REQUIREMENTS: Filter the records below and copy every line containing the word "descuentos".

DATASET ROWS:
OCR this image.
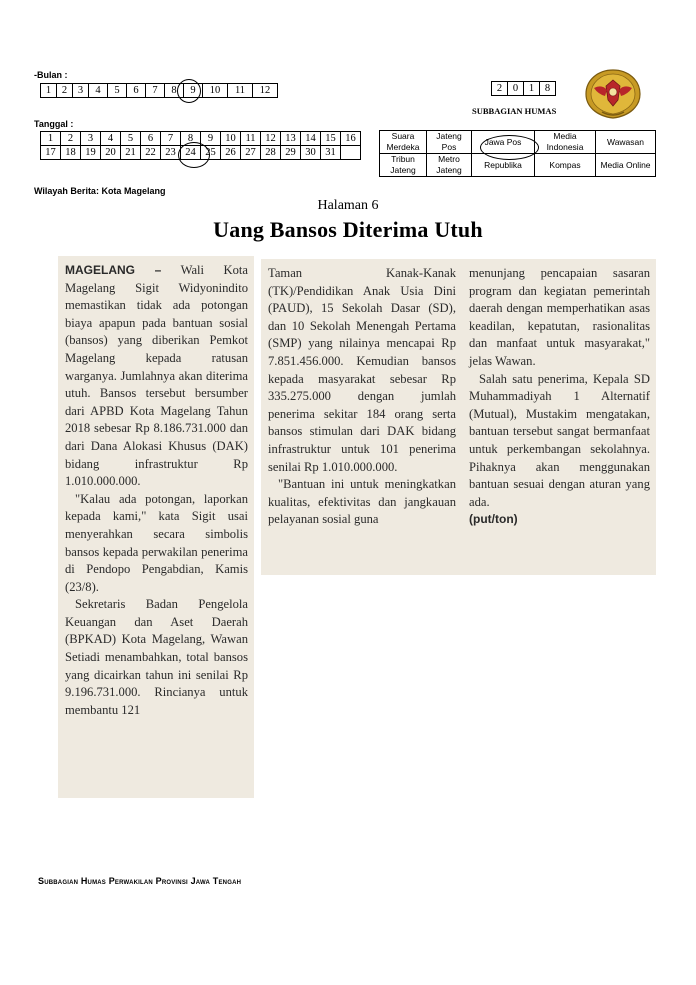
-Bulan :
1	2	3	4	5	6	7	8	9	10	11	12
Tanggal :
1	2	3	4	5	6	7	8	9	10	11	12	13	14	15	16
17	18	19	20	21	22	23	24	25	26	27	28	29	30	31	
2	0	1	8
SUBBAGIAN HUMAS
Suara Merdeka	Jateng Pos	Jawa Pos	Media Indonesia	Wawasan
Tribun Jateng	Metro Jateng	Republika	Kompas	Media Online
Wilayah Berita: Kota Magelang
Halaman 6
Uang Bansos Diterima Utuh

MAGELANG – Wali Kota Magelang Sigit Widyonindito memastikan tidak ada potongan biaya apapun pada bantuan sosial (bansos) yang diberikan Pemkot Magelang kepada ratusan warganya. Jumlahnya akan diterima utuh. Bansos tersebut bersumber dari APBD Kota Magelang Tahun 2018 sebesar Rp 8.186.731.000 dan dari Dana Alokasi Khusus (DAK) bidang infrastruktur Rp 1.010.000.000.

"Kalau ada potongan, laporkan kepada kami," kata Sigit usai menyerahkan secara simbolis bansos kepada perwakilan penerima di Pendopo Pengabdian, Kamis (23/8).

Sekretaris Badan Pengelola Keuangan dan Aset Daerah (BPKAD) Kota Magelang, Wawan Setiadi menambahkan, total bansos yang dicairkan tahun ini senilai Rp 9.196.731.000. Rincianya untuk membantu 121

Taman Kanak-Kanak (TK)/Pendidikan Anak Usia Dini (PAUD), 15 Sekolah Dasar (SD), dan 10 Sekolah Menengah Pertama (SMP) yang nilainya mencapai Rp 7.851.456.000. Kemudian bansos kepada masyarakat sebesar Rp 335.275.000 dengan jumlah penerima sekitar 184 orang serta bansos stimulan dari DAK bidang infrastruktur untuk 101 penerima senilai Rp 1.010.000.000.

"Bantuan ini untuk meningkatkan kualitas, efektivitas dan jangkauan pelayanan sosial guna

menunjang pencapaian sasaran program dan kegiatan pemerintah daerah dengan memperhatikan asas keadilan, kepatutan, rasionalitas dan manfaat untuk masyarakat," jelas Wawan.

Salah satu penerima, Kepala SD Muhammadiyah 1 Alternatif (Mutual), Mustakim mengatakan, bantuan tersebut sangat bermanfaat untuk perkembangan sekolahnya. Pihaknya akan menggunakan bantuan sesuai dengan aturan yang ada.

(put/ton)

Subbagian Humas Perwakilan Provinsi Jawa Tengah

---

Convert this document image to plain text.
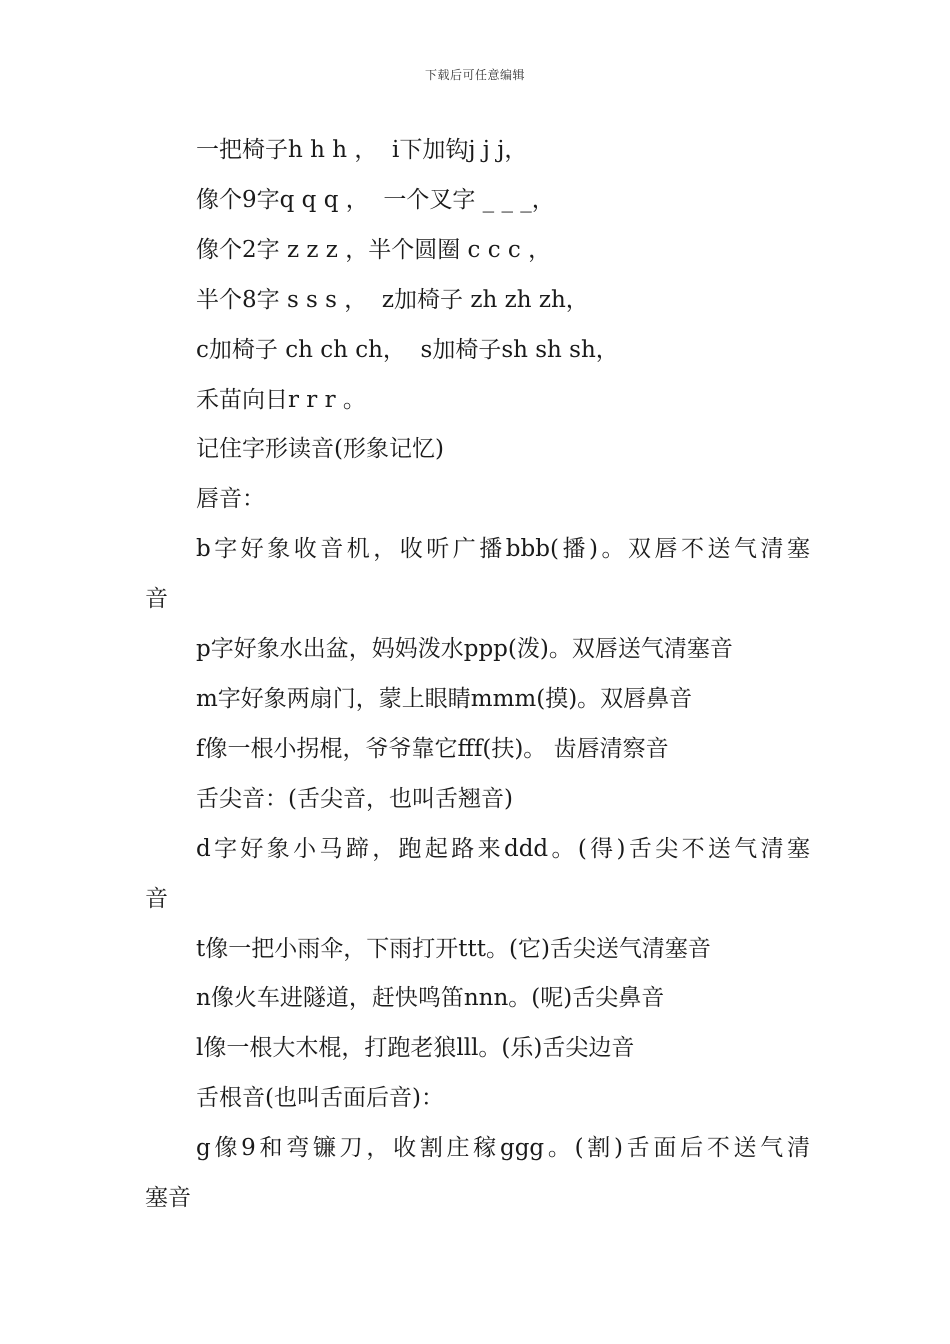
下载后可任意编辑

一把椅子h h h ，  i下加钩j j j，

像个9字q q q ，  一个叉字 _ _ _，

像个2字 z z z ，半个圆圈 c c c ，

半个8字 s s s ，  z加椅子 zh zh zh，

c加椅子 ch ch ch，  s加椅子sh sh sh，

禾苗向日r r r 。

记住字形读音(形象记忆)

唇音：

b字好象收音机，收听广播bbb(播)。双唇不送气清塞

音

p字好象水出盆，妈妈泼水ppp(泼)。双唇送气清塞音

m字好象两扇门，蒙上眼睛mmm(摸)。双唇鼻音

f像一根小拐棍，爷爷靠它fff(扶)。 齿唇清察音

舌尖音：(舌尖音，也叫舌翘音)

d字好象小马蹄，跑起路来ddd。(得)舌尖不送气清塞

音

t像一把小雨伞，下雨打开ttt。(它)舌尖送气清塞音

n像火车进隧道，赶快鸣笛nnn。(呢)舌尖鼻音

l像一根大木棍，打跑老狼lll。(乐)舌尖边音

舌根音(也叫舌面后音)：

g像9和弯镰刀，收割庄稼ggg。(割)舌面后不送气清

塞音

...

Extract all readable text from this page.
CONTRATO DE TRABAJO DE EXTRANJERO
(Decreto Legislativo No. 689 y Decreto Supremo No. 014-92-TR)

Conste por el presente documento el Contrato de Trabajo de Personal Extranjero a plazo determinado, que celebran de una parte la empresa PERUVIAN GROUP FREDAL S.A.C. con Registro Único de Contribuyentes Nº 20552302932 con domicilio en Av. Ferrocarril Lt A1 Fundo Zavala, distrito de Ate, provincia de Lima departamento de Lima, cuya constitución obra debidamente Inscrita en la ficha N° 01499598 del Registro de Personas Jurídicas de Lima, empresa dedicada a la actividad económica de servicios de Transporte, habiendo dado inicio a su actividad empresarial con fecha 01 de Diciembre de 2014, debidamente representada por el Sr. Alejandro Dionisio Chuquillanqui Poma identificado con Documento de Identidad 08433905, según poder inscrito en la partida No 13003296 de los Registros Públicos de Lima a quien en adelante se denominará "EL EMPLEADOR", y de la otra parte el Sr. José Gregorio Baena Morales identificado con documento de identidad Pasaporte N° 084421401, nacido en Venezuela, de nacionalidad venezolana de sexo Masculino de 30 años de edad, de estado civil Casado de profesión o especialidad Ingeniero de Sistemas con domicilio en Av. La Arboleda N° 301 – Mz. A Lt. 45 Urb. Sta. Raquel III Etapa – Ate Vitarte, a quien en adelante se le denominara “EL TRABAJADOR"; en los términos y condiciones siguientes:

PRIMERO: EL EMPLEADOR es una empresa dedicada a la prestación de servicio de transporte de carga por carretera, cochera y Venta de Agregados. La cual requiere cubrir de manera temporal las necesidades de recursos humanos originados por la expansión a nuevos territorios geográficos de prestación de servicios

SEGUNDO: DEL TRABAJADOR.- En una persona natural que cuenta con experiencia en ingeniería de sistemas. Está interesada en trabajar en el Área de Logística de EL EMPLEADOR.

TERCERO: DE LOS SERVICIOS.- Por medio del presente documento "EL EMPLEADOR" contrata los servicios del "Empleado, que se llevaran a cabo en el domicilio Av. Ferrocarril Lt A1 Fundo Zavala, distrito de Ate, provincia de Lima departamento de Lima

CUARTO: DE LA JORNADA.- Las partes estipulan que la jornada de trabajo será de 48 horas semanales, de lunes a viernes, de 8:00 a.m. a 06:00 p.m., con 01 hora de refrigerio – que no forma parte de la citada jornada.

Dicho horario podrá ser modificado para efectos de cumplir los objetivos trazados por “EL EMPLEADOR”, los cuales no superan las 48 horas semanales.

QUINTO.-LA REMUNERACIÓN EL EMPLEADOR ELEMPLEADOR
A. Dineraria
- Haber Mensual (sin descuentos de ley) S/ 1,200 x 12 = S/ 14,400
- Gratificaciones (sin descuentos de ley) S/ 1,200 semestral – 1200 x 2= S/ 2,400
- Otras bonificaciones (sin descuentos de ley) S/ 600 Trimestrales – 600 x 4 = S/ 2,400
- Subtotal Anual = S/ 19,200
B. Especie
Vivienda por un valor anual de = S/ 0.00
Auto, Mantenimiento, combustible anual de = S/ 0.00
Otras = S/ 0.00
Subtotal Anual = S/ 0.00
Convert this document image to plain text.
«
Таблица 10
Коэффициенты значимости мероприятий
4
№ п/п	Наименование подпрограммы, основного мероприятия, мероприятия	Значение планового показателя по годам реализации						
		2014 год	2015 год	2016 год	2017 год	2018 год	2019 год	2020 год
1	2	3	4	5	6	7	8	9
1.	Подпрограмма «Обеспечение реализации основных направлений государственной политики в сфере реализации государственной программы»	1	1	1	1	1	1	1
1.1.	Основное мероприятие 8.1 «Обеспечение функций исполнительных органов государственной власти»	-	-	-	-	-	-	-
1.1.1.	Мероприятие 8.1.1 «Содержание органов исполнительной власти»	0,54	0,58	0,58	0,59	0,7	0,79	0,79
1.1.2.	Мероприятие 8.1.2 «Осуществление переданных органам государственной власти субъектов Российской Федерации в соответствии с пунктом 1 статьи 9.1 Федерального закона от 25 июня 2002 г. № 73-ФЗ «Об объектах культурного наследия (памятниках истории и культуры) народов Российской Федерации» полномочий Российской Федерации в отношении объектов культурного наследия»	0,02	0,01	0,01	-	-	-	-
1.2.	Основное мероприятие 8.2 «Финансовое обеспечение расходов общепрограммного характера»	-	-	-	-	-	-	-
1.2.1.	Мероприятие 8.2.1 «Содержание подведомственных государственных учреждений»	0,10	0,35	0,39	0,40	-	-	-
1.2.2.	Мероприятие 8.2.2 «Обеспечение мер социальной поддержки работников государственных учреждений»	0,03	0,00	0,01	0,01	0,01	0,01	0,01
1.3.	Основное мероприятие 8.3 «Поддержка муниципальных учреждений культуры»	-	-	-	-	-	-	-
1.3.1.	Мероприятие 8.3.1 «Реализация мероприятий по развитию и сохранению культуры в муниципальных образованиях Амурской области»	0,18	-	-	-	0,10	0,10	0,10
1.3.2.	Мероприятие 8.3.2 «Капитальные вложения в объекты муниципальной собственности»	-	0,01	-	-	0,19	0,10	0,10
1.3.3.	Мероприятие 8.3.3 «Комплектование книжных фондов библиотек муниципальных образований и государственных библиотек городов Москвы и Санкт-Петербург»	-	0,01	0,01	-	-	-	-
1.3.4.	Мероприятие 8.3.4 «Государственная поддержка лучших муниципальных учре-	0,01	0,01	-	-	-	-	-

OUTPUT OF THE EXERCISE:
- Haber Mensual (sin descuentos de ley) S/ 1,200 x 12 = S/ 14,400
- Gratificaciones (sin descuentos de ley) S/ 1,200 semestral – 1200 x 2= S/ 2,400
- Otras bonificaciones (sin descuentos de ley) S/ 600 Trimestrales – 600 x 4 = S/ 2,400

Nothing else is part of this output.